──────── SOURCE ────────
# 4/29/08 | Regrets



## Shawn (Apr 29, 2008)

Challenge Prompt said:
			
		

> Is there anything in your past that you regret? Life altering decisions are made every day, and most of them turn out well; but this topic is addressing the things that don't turn out right. These are the vestigial haunts of youth, the lingering malignancies of innocence. What spirits plague you?



The challenge is to write a poem addressing the topic of "regrets." Submissions will close on the 13th of May. Judging will begin then. If you have any interest in being a judge for this round, PM me and I'll try to figure something out.

*Important Dates*
April 29th - Submissions Open
May 13th - Submissions Close/Judging Begins
May 20th - Scores Due/Winner Declared
May 20-26th - Break Week
May 27th - Next Contest Begins

Remember that all entries are judged on five points:

Thematic Resonance
Technical Excellence
Composition
Message
Originality

Resources that may be beneficial to your entry:
A Handbook of Rhetorical Devices
Rhythm and Meter in English Poetry
Poetry, Poesy, Lyricism...and other such matters

*Note:* Submissions will be extended yet another week due to hardships finding judges. Submissions due, now on the 27th.


----------



## MisterJack (May 4, 2008)

.


*Her Shoes Once Danced*





_she held stones_
___her fingers ached for reprieve_
_as knees collapsed to whitewash_

Windows opened without oil
as she laid her mention in boxes,
saved days in cups of rice
so her children could grow
among trees and fields of ashes
where wind would force old laundry
inside her broken skin.

_depraved of linen_
___her pores wept_
_as a tissue soaked in blood_

His hand gripped ice and torment;
knuckles burned and blistered
as fifteen years drew closer
through photographs of sullen;
his heart dissolved sandcastles
that she had build with glass.

The haunt that knifes to flashback
guided eyes and sickness;
a burn where stomach melted
discharged the birth of new,
replaced with cold fish suppers
stew, and wilted dumplings.
──────── EXTRACTED DATA ────────
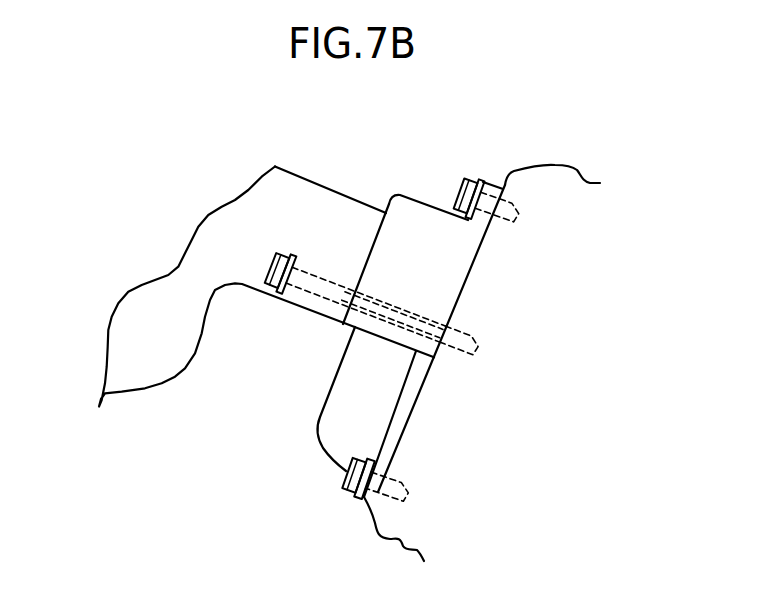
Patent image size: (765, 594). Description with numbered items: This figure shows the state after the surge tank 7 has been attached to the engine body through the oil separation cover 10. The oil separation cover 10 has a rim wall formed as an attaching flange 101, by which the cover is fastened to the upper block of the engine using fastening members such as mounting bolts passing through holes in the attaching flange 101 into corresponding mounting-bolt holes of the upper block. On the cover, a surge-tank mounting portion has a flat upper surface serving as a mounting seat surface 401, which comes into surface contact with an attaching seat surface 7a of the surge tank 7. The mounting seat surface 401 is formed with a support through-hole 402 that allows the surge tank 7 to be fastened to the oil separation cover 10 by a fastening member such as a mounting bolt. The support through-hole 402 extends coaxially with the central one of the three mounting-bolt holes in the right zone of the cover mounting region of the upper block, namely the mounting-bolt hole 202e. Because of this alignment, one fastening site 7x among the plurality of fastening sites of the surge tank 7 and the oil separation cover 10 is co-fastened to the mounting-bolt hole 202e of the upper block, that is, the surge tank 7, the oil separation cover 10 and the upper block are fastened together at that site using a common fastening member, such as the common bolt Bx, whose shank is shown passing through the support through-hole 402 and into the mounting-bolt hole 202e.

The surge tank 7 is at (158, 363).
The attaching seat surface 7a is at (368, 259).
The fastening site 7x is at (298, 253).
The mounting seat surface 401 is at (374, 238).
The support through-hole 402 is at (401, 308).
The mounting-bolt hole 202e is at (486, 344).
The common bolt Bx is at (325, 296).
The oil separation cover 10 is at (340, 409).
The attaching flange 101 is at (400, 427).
────────
──────── EXTRACTED DATA ────────
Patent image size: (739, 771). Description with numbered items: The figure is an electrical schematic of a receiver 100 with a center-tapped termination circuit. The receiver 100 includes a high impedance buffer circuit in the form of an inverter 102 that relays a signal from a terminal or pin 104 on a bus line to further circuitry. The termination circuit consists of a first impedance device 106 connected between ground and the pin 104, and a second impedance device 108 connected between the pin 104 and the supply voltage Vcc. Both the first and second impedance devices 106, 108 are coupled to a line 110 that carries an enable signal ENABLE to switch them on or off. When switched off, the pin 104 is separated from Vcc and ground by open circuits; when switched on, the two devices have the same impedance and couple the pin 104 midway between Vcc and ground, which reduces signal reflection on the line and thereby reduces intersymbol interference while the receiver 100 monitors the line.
────────
──────── EXTRACTED DATA ────────
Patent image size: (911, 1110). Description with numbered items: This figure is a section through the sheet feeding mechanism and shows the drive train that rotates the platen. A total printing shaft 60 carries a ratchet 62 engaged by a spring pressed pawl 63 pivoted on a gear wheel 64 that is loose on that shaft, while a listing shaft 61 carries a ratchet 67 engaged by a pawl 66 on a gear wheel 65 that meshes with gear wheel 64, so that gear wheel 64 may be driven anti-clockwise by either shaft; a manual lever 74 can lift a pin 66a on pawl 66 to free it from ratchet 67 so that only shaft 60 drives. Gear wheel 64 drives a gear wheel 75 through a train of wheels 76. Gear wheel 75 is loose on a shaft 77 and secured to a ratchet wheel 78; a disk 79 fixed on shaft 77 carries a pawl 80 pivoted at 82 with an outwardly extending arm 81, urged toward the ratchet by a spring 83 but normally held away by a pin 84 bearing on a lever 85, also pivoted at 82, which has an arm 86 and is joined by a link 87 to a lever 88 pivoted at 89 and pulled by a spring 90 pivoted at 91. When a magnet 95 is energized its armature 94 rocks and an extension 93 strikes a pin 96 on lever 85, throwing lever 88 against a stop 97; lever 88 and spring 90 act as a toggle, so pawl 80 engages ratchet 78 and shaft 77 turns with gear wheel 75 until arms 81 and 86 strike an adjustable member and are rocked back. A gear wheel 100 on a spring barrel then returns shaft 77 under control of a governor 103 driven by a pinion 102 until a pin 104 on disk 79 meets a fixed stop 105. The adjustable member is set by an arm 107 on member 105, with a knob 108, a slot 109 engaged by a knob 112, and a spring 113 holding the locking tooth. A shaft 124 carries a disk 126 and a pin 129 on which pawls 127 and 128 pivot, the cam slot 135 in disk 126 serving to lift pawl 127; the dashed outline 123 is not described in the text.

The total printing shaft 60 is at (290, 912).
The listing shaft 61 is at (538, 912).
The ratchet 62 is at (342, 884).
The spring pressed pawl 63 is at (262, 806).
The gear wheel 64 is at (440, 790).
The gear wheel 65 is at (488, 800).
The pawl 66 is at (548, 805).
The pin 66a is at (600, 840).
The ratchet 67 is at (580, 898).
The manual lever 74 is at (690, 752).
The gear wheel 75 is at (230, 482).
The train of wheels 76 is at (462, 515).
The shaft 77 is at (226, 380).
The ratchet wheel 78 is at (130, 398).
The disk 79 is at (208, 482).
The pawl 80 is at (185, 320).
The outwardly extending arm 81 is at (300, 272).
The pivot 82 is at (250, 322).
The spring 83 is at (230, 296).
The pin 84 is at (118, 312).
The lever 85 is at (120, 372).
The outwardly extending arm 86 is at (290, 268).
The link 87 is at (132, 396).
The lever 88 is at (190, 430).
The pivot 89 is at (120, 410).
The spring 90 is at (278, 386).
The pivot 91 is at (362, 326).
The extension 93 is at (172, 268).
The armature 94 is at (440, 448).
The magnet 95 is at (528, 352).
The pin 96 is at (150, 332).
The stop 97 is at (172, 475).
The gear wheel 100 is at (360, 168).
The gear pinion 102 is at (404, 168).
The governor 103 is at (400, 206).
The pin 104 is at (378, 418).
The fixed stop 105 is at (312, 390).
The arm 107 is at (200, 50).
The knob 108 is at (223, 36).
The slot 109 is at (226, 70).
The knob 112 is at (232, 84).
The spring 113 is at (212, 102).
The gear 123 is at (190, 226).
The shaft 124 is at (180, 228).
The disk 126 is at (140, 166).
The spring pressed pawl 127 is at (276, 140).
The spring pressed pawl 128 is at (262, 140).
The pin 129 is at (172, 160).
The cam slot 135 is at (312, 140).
────────
• **WHAT THE EXERCISE ASKS**
Update the regrets thread by writing it out again from "His hand gripped" to "and wilted dumplings.", with "sandcastles" changed to "towers".

• **SOLUTION TO THE EXERCISE**
His hand gripped ice and torment;
knuckles burned and blistered
as fifteen years drew closer
through photographs of sullen;
his heart dissolved towers
that she had build with glass.

The haunt that knifes to flashback
guided eyes and sickness;
a burn where stomach melted
discharged the birth of new,
replaced with cold fish suppers
stew, and wilted dumplings.